> Task inputs:

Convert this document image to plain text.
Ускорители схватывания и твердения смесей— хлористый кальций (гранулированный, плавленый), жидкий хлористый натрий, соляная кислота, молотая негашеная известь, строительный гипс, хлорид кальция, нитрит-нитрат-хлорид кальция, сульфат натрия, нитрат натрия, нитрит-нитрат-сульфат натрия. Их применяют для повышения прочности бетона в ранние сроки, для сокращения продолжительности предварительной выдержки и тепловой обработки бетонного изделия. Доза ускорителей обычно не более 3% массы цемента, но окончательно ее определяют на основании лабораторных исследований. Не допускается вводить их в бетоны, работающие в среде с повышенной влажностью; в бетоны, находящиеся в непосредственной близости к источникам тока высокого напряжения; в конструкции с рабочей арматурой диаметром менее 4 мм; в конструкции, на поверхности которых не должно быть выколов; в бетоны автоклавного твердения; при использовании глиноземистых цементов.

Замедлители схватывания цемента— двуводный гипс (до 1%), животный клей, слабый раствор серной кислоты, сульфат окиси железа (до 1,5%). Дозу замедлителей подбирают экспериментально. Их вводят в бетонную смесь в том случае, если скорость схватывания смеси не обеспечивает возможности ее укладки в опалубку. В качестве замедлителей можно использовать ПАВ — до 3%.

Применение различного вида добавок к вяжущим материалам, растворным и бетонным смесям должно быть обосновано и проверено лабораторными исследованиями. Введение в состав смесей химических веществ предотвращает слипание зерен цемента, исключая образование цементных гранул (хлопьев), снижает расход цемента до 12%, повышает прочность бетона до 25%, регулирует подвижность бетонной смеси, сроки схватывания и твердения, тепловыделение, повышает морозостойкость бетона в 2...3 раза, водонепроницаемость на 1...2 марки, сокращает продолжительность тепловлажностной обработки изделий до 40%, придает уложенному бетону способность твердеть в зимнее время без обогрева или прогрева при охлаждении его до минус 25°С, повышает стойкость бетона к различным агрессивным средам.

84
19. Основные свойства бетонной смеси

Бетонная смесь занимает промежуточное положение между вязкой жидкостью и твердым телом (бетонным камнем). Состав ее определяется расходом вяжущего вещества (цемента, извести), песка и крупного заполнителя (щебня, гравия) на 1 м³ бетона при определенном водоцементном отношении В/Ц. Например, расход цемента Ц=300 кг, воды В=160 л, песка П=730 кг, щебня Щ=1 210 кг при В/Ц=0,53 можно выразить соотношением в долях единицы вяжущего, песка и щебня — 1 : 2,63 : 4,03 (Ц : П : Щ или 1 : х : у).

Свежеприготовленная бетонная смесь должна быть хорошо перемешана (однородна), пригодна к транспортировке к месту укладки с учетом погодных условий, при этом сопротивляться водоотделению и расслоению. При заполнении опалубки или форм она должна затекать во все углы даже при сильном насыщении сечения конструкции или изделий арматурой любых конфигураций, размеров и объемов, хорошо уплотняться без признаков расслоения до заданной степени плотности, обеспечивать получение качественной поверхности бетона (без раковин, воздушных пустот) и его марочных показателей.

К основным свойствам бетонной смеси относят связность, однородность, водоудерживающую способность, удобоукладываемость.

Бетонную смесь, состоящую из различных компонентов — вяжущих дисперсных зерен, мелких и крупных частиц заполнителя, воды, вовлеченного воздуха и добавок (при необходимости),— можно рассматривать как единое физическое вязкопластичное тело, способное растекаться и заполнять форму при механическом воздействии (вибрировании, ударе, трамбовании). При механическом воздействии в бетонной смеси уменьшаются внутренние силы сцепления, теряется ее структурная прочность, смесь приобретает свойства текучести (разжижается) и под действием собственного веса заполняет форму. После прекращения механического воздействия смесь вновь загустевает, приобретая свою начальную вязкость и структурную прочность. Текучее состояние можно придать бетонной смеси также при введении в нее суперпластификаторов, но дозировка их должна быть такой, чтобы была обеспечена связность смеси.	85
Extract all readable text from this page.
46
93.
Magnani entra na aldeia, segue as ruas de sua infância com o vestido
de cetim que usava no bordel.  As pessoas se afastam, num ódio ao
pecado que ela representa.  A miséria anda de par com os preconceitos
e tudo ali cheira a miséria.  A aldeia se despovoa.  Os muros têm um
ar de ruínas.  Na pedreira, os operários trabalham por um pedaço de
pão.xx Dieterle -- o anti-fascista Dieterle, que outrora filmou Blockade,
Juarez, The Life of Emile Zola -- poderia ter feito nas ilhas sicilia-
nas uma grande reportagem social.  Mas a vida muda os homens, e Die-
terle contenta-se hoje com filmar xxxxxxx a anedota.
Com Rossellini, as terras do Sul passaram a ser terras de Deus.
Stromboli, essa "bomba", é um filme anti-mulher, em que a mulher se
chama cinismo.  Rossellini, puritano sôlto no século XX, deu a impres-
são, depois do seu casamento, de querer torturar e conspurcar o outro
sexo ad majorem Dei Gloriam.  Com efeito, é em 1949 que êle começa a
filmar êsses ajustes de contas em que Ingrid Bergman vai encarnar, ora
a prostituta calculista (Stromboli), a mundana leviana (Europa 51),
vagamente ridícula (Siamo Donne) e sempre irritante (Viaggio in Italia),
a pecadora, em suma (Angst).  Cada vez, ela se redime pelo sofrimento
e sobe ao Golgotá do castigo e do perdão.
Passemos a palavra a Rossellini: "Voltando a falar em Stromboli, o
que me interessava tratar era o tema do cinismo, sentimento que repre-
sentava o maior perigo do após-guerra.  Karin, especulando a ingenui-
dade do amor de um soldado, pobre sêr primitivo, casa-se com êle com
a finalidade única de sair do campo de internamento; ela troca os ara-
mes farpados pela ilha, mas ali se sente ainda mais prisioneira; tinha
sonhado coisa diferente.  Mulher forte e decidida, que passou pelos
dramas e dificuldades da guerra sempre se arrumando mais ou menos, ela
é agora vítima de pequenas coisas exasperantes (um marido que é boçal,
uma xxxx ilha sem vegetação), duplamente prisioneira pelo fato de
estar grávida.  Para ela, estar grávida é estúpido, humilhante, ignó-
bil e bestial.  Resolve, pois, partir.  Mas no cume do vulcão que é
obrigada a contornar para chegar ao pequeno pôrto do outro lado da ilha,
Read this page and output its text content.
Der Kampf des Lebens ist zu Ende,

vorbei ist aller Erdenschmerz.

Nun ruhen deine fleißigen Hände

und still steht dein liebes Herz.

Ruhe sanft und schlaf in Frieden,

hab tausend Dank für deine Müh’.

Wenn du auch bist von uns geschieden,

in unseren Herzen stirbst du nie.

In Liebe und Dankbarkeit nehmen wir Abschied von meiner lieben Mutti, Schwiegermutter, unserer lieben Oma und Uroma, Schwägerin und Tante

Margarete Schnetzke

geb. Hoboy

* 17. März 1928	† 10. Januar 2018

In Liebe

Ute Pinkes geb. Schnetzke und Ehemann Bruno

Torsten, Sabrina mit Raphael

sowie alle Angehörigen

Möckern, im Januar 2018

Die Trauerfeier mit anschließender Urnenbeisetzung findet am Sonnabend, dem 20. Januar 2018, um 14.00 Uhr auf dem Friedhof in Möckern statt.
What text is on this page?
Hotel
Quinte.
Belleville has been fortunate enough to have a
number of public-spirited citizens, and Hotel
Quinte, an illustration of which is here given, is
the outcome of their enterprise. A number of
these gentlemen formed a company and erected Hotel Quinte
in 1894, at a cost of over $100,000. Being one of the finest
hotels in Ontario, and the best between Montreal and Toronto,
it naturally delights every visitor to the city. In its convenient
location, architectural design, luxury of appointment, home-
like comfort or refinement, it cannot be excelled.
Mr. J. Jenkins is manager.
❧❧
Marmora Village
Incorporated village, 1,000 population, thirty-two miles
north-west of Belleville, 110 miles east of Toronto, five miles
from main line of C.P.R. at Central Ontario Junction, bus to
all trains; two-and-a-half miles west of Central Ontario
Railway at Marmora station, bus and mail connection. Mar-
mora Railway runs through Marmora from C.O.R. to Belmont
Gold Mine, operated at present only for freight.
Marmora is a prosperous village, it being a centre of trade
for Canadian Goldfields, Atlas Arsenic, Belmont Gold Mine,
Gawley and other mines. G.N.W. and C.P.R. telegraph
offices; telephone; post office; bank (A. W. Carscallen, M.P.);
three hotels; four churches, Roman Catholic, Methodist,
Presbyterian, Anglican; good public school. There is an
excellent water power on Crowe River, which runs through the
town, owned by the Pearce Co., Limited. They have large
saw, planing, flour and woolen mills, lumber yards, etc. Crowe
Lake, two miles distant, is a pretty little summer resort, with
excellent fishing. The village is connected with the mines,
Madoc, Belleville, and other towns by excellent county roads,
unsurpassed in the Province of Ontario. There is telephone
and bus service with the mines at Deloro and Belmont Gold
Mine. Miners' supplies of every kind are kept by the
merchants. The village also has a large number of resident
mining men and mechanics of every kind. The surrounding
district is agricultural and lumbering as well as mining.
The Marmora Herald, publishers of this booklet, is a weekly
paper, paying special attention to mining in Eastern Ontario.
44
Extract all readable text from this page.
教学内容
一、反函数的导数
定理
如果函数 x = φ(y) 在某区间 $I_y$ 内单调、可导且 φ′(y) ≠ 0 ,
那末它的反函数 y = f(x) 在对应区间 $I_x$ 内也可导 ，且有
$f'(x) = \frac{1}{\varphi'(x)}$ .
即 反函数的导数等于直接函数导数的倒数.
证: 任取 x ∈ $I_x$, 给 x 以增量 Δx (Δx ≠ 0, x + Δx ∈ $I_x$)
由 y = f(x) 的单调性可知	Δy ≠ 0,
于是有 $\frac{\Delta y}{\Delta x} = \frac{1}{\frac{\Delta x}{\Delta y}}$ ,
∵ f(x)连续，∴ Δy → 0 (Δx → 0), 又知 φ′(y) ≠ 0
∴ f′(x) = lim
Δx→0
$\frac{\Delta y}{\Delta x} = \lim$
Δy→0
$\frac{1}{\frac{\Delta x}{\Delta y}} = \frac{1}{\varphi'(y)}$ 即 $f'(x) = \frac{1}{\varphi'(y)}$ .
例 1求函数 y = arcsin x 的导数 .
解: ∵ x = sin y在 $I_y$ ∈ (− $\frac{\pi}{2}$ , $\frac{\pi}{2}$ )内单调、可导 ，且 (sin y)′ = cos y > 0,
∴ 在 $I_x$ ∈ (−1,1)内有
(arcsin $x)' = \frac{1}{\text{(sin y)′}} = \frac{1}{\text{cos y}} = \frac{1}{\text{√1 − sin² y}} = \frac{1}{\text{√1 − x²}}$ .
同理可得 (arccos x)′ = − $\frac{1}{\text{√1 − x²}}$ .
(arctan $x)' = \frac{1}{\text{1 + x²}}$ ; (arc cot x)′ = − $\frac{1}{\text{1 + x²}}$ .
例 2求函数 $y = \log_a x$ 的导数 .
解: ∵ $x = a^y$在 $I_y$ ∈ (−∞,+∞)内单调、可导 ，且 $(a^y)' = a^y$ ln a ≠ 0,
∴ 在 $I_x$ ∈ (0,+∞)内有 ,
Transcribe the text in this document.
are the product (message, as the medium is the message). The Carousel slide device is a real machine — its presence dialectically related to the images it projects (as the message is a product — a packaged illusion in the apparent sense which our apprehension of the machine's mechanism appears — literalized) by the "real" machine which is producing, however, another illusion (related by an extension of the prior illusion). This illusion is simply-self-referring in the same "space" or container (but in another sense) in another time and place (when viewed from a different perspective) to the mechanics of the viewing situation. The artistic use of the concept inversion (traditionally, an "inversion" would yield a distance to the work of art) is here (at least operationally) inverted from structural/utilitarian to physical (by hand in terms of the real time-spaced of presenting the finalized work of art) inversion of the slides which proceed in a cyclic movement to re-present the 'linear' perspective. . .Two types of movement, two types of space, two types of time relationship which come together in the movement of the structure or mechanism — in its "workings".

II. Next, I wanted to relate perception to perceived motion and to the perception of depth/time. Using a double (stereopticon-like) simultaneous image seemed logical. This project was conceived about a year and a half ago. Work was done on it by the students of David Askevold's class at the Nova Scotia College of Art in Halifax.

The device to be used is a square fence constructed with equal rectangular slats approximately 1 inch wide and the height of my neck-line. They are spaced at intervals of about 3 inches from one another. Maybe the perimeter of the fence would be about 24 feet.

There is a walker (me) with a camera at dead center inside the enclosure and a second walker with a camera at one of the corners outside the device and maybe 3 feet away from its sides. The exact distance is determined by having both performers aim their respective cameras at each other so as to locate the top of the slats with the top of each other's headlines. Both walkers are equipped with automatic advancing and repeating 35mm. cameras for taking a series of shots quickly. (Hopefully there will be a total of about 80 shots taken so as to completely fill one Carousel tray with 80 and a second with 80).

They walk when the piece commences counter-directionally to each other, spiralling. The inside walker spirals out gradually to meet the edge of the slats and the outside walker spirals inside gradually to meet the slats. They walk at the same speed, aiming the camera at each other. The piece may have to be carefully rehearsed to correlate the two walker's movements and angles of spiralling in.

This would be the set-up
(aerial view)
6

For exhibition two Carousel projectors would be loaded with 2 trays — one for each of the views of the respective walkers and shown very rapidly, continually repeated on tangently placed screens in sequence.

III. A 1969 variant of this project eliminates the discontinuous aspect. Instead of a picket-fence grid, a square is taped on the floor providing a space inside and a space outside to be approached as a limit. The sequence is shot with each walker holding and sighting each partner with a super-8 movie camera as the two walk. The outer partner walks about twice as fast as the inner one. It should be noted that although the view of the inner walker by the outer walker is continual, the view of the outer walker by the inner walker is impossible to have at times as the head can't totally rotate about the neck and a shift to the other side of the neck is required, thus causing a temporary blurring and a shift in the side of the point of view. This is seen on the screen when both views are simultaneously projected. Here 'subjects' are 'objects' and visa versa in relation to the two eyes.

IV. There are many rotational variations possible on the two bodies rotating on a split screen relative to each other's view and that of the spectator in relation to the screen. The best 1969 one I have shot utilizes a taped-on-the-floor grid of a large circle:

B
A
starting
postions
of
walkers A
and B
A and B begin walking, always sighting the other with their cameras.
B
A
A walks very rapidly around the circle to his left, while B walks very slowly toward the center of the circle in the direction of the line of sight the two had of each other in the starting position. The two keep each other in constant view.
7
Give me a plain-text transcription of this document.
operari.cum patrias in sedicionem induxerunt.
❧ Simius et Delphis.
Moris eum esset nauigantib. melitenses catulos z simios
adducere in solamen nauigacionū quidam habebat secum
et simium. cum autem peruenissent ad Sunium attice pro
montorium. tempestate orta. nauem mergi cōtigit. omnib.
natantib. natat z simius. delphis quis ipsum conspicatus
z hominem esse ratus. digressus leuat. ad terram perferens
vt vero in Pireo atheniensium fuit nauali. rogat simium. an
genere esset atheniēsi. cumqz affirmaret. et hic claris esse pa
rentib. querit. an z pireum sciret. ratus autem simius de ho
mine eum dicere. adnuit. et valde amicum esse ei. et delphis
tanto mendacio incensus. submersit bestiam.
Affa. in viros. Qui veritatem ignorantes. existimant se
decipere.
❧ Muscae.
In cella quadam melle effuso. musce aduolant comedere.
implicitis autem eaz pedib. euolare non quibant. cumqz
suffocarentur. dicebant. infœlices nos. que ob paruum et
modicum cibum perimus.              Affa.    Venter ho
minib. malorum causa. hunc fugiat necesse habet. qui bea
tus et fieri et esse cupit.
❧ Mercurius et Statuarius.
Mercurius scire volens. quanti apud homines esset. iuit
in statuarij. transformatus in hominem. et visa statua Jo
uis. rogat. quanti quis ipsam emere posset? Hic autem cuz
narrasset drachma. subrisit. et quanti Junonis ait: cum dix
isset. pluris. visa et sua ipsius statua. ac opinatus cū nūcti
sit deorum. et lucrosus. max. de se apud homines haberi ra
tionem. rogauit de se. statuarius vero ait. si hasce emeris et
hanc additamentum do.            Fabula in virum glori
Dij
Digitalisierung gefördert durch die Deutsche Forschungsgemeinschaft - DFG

> Requirements:
Search the listing above for the string "Mercurius". Copy every line that contains it.

> Solved problem:
❧ Mercurius et Statuarius.
Mercurius scire volens. quanti apud homines esset. iuit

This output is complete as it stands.